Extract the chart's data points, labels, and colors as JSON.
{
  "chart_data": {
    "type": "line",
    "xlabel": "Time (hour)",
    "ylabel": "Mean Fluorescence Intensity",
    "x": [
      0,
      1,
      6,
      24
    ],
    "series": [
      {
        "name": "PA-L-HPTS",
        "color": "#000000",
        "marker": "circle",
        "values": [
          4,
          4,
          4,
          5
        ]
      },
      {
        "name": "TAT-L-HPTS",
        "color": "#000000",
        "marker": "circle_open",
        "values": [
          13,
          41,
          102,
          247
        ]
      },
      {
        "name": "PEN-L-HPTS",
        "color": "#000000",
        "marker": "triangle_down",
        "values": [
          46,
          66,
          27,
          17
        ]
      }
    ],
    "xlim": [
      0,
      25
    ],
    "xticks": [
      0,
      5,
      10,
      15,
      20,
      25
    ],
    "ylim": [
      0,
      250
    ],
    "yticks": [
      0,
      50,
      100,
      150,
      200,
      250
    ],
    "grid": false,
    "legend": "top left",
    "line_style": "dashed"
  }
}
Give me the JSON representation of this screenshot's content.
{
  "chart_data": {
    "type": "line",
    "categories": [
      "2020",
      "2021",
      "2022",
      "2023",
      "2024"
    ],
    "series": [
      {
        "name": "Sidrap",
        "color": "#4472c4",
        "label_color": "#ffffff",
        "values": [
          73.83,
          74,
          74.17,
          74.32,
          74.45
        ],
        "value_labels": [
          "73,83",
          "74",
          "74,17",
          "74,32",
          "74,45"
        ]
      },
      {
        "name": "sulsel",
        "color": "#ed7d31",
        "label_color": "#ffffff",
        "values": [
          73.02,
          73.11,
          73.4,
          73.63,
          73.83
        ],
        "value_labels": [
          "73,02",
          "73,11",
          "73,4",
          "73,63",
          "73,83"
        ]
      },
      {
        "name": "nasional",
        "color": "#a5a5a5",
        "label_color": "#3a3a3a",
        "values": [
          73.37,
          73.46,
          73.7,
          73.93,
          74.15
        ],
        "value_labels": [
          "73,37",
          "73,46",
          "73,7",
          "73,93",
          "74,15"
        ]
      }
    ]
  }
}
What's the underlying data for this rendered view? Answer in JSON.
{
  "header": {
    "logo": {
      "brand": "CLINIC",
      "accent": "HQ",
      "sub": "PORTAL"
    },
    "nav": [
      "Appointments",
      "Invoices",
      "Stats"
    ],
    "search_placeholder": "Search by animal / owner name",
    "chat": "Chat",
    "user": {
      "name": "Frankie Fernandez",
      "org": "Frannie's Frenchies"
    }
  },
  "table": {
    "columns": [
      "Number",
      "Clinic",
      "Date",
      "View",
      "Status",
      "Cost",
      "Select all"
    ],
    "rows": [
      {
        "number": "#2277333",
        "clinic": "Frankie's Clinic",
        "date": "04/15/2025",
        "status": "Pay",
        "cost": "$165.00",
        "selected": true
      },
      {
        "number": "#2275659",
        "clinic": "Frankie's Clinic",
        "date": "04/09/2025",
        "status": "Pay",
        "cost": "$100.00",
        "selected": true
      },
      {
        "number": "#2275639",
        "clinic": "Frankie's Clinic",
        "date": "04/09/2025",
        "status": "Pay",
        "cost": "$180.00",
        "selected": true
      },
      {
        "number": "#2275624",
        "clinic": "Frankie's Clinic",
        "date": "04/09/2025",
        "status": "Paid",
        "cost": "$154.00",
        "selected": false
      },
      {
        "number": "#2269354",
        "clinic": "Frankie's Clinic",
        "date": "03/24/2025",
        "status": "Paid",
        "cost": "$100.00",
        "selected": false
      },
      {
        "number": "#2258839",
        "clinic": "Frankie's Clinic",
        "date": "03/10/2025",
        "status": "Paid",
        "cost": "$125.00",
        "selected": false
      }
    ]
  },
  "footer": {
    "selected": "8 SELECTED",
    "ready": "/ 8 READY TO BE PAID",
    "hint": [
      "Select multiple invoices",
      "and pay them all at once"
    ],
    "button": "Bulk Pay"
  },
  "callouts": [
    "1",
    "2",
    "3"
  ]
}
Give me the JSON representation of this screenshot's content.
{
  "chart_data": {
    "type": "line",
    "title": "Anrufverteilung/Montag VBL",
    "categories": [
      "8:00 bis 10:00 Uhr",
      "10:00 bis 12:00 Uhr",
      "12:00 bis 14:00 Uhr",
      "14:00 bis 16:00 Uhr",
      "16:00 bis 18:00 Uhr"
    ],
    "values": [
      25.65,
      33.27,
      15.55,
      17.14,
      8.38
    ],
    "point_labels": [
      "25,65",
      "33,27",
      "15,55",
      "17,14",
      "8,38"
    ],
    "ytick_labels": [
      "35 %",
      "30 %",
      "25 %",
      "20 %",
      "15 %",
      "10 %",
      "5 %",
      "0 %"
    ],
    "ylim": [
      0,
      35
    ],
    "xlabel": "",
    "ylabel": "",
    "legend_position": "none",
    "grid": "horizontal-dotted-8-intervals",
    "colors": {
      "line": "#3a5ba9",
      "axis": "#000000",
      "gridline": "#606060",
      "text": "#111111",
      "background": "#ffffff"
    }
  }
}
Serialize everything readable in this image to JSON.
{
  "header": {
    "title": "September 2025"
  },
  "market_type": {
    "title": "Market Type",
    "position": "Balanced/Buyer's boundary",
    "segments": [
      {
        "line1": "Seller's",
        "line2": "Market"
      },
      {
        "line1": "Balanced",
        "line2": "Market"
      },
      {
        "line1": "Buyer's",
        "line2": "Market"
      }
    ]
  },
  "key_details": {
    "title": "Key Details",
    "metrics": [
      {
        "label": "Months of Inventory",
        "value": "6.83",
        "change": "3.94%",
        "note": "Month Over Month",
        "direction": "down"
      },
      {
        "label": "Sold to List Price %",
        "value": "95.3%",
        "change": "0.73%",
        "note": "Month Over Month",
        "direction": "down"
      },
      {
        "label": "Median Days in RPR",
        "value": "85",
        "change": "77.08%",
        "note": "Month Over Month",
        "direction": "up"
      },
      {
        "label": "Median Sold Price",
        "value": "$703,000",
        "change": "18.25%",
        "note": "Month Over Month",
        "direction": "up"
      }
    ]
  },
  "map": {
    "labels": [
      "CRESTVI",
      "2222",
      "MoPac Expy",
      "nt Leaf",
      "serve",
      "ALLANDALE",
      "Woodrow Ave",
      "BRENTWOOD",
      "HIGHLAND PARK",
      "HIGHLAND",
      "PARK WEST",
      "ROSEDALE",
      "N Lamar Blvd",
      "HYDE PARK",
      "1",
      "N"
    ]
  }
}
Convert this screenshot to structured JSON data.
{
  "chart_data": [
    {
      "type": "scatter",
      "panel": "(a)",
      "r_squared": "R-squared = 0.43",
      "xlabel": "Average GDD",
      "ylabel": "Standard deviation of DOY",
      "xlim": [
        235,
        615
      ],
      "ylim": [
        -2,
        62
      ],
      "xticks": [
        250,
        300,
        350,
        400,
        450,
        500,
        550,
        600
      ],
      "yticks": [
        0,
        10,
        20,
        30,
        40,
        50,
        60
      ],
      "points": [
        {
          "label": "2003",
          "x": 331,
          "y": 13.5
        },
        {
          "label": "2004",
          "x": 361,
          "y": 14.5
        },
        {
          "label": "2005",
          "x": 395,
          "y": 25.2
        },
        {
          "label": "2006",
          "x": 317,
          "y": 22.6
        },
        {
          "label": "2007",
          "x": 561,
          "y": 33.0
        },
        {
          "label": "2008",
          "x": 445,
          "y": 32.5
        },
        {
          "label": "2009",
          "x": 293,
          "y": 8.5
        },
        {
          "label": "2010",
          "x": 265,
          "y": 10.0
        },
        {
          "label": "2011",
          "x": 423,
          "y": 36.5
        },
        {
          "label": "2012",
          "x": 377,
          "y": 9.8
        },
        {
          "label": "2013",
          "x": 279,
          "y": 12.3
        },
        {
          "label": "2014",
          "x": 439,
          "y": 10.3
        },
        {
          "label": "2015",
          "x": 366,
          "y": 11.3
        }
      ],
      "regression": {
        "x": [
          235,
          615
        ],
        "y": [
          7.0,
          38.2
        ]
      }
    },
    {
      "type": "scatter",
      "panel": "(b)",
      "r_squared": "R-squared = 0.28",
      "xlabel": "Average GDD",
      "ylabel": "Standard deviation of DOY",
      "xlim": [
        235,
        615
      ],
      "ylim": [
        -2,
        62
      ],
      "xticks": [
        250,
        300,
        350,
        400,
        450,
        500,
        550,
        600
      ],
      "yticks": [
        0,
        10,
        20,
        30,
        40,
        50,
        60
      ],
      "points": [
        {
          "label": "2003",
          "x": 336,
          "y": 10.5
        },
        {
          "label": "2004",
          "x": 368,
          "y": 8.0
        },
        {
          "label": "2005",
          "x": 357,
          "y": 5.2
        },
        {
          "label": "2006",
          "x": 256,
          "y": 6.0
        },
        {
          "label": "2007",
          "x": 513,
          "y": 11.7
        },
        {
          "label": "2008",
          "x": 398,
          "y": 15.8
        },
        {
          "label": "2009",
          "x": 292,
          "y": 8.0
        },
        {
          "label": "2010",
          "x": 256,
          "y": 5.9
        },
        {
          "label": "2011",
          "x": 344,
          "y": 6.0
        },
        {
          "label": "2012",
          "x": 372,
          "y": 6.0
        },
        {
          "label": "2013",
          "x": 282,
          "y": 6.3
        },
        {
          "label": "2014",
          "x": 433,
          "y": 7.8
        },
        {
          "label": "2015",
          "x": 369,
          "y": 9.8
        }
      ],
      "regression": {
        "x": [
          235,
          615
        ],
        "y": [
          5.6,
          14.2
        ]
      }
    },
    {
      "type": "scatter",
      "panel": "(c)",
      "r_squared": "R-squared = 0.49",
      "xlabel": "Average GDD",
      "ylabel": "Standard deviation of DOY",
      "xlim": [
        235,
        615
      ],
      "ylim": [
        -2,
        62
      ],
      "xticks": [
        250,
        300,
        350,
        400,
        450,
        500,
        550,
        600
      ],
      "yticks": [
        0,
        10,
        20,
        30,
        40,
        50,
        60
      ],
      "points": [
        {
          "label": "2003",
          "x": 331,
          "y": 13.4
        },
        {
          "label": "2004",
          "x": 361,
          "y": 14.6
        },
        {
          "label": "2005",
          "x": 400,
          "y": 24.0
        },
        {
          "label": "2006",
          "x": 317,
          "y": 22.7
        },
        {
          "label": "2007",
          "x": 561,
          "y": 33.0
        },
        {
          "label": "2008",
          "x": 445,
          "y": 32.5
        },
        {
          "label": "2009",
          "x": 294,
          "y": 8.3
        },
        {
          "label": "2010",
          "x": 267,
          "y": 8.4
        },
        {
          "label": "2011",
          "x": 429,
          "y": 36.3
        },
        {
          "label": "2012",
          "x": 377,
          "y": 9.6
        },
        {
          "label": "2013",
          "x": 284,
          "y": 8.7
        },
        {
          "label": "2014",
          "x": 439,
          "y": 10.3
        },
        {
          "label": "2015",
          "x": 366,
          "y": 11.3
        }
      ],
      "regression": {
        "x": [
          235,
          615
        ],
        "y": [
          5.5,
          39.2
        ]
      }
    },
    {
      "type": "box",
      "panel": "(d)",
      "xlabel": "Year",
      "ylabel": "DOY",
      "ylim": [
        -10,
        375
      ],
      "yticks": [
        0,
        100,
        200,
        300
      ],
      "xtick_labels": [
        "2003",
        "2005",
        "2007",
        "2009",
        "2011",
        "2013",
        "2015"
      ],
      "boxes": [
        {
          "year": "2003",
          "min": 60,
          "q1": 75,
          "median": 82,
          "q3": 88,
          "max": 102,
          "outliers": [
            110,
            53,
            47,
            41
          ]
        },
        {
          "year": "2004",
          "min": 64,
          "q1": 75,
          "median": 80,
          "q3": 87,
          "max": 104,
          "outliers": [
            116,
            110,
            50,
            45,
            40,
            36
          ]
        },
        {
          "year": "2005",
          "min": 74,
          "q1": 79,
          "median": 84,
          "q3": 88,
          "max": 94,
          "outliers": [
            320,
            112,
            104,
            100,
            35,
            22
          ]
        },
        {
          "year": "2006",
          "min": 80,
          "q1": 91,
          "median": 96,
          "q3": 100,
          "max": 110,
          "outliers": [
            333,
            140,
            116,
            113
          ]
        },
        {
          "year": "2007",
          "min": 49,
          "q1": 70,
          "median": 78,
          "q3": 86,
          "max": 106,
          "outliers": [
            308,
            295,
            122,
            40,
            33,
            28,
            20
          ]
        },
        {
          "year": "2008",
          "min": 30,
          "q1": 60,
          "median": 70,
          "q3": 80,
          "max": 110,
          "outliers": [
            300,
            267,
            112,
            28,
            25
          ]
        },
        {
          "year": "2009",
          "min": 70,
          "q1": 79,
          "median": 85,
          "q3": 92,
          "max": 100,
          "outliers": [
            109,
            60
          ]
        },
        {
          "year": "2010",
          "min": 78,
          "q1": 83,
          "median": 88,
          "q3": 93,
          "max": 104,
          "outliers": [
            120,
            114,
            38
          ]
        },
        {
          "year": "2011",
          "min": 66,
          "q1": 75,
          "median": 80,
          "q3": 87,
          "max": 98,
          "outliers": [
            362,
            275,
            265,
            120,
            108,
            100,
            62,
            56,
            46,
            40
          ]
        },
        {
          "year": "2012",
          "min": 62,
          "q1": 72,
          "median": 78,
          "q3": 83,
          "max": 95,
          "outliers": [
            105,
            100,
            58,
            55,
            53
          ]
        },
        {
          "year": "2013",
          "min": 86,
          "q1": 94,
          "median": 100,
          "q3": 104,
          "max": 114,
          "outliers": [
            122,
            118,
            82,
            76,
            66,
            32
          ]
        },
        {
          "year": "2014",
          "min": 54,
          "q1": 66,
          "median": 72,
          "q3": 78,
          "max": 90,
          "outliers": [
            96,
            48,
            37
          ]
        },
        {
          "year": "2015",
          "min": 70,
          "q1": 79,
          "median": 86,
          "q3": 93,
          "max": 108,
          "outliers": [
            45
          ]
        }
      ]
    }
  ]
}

• [Stated task]:
Gather, from the listing above, every line carrying the word "marker".

• [Solution for this exercise]:
        "marker": "circle",
        "marker": "circle_open",
        "marker": "triangle_down",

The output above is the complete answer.